» **Exercise instructions**:
a: In the Internet law article, condense the paragraph beginning "Professor Palfrey, who holds degrees" into a short bulleted list that keeps its main facts.
b: Quote word for word the stretch of the Internet law article from "Internet Law Internet" through "surrounding the Internet.".

» **Excerpt provided**:
Internet Law Internet Free Speech Online Legal IssuesProfessor John Palfrey Jr., director of the Berkman Center for Internet and Society at Harvard Law School, speaks at Bridgewater State College on the subject of legal developments and challenges surrounding the Internet.

November 4, 2005

Professor John G. Palfrey Jr., executive director of the Berkman Center for Internet and Society at Harvard Law School and a lecturer on law at Harvard, delivered an address about Internet developments to the Bridgewater State College community, and he opened his remarks by saying, "There is something that is absolutely amazing happening with respect to the Internet, but I think that what happened between 1995 and 2005 is just the opening act."

Professor Palfrey, who holds degrees from Harvard, Yale and the University of Cambridge in England, was the guest of the faculty of the Department of Communication Studies at BSC, and was welcomed to the campus by Dr. Jabbar Al-Obaidi, chair of the department, and Ms. Kris Markman, a member of the department's faculty.

The program took place in the Heritage Room of the Maxwell Library and was attended by students, faculty and staff. "We at Bridgewater are very pleased to have such a recognized authority on the impact of the Internet on society join us for this occasion," said Dr. Al-Obaidi.

Professor Palfrey predicted "huge further innovation of this medium, with enormous potential for the democratization of society." He said there are significant trends to watch.

"Along with more innovation, there is more creativity visible today than ever before and, frankly, I worry that some of the legal issues now surrounding the Internet may delay or impede some of the changes taking place," he said. "We hear a great deal about legal moves to stop file sharing on the Internet, the swapping of music and movies are examples, but the issues go far beyond that."

Professor Palfrey cited the "Grokster case" as an example. "If we look all the way back to the early 1980s, we see consumer electronic companies, such as Sony, developing technologies such as the VCR. In 1984, the Supreme Court reviewed a case brought by the movie industry against the manufacturers of the VCR," he explained.

"In a 5-4 decision, the Supreme Court ruled that the manufacture of VCRs was legal - even though copyright violations could take place with its use - as long as the device … is capable of substantial 'non-infringing' uses. In other words, if the VCR could be used legally, it should be allowed to be used."

» **Supplied entries**:
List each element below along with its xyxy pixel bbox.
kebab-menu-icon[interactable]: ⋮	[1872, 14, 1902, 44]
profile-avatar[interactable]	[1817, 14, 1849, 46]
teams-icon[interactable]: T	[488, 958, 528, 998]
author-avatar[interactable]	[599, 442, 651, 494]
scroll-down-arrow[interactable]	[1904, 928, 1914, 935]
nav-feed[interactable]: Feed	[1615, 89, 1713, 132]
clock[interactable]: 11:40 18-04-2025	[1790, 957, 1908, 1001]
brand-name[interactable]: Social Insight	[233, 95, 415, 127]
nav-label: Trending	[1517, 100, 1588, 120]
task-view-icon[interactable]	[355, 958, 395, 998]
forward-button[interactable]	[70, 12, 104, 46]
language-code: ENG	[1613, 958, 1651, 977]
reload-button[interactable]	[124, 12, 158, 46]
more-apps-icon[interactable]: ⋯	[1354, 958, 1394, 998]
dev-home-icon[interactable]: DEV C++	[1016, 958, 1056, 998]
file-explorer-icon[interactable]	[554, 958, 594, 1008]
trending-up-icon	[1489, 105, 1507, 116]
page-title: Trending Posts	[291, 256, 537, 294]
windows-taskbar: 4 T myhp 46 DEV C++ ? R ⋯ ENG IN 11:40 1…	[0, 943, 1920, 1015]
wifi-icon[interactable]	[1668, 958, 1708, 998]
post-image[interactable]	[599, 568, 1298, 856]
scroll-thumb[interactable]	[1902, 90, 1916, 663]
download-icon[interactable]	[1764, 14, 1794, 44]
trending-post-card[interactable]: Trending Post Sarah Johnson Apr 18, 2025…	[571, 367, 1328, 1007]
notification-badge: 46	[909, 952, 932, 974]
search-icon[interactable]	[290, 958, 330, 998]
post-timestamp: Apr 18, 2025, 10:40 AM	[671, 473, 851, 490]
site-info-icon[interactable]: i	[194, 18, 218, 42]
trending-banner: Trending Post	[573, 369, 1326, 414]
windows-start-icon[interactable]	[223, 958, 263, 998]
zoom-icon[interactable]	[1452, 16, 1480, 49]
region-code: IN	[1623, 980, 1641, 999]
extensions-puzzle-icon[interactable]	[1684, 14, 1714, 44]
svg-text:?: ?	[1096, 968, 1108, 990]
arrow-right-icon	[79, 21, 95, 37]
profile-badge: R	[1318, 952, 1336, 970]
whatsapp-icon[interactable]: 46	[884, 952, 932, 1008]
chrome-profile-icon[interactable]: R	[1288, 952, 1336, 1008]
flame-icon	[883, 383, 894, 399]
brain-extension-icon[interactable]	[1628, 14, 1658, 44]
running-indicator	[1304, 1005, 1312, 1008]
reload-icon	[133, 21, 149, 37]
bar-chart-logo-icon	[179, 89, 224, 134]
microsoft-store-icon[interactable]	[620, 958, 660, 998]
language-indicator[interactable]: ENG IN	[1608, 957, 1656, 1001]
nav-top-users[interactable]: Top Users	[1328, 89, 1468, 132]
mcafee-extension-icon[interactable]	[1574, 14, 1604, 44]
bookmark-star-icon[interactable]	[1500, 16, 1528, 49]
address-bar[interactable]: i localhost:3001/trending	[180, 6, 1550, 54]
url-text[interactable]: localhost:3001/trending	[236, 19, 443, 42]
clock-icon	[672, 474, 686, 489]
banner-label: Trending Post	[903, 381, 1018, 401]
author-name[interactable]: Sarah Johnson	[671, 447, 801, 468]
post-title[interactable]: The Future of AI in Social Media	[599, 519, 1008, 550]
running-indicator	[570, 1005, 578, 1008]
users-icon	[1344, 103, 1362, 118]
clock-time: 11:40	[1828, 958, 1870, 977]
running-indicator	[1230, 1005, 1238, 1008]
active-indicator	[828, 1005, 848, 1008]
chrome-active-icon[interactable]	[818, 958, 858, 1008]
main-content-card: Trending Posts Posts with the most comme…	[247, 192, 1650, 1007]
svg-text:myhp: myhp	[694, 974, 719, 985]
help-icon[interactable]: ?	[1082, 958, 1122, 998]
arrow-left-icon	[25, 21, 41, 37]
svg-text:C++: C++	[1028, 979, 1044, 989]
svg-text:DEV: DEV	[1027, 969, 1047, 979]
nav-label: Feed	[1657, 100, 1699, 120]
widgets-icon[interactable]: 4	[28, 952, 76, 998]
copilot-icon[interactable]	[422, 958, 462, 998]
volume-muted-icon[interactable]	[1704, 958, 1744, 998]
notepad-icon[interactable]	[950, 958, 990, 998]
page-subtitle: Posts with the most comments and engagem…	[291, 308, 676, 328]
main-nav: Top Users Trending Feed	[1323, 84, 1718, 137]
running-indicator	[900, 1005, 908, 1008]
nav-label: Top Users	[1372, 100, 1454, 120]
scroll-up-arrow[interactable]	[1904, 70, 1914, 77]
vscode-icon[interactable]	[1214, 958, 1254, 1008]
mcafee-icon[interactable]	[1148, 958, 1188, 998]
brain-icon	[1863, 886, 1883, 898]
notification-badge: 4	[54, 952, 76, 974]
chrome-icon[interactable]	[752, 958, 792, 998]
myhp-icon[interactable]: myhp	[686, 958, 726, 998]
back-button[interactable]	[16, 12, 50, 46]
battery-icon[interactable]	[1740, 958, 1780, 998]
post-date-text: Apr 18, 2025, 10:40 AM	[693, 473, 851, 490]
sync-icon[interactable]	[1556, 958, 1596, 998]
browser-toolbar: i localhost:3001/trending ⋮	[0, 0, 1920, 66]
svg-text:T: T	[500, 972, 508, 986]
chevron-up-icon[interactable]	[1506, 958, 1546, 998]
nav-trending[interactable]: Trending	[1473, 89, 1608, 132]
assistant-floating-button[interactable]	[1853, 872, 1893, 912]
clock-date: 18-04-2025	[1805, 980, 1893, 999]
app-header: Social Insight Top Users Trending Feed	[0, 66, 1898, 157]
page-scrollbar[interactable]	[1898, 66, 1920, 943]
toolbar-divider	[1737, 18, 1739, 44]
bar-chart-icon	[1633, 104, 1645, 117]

* * *

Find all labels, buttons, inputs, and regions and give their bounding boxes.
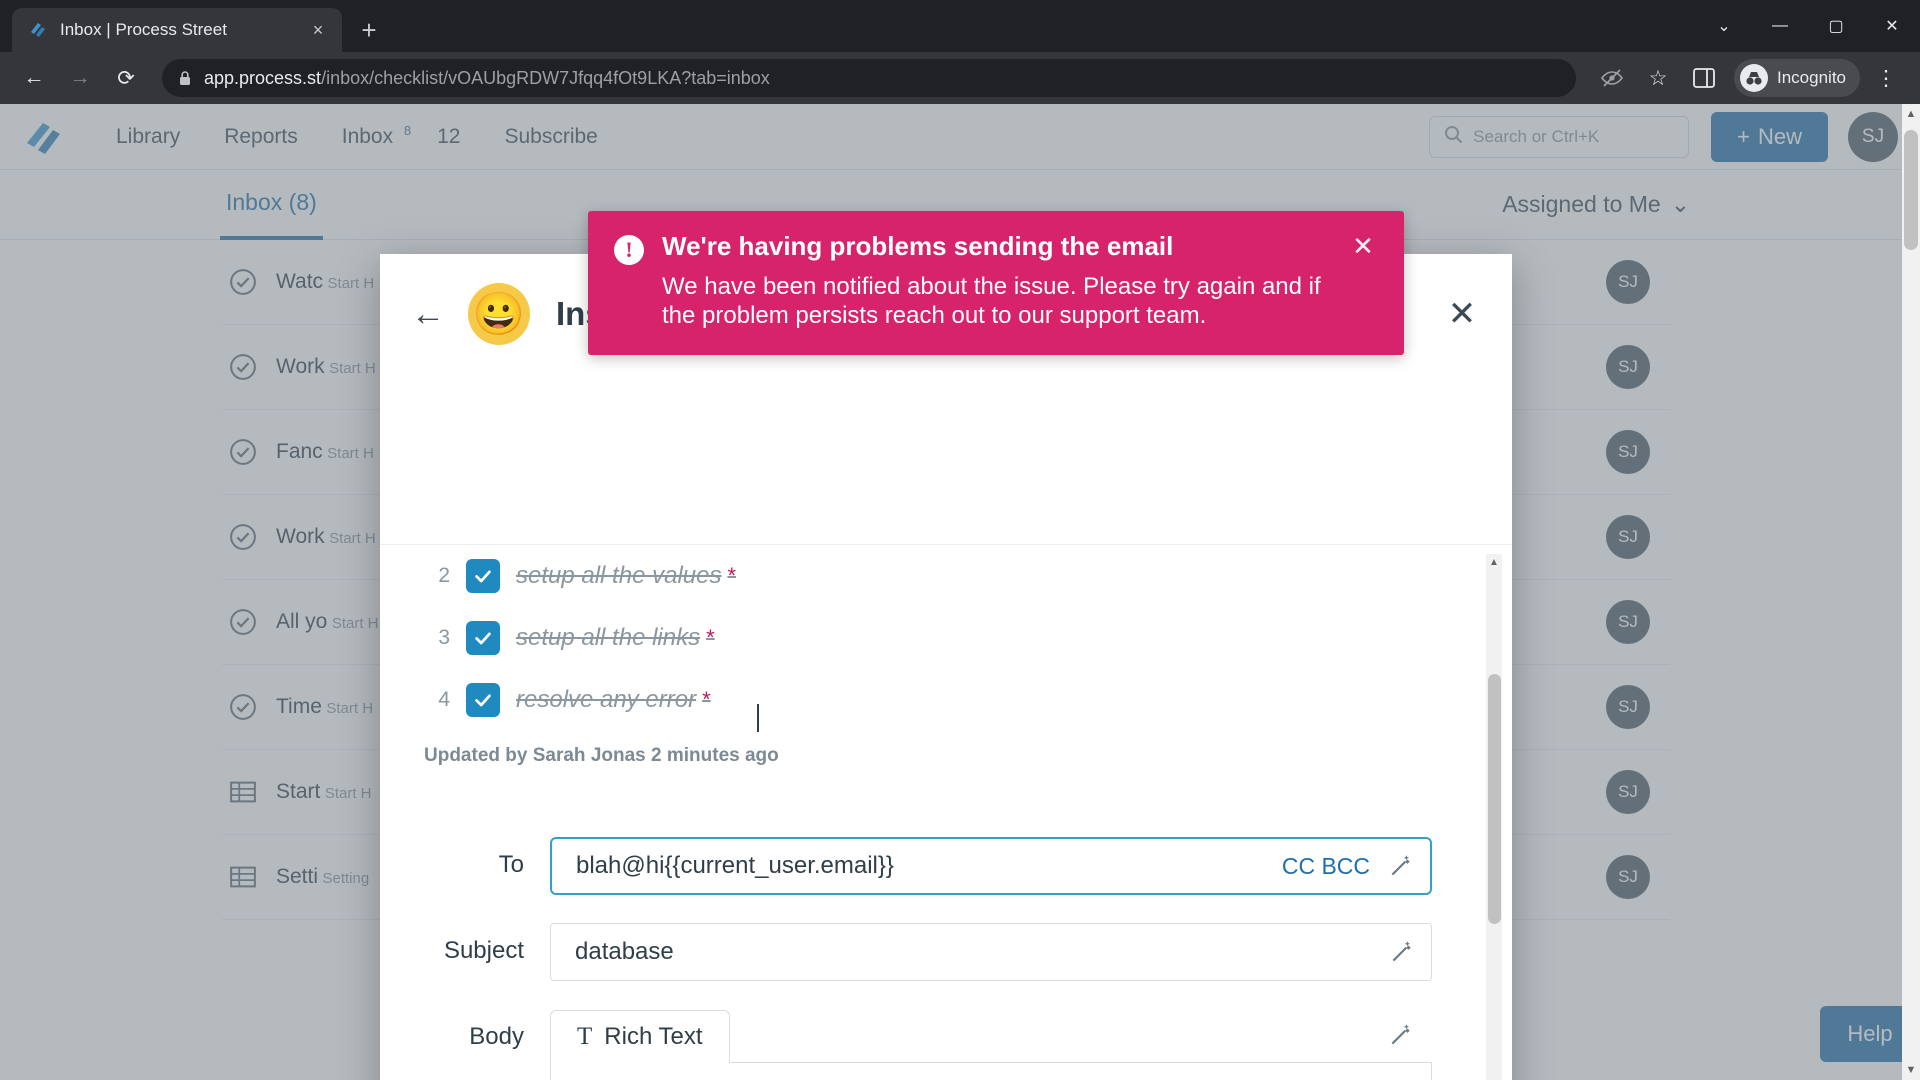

» **Expected responses**:
a:
- Professor Palfrey holds degrees from Harvard, Yale and the University of Cambridge in England.
- He was the guest of the Department of Communication Studies faculty at BSC.
- Dr. Jabbar Al-Obaidi, the department's chair, and Ms. Kris Markman, a department faculty member, welcomed him to the campus.

b:
Internet Law Internet Free Speech Online Legal IssuesProfessor John Palfrey Jr., director of the Berkman Center for Internet and Society at Harvard Law School, speaks at Bridgewater State College on the subject of legal developments and challenges surrounding the Internet.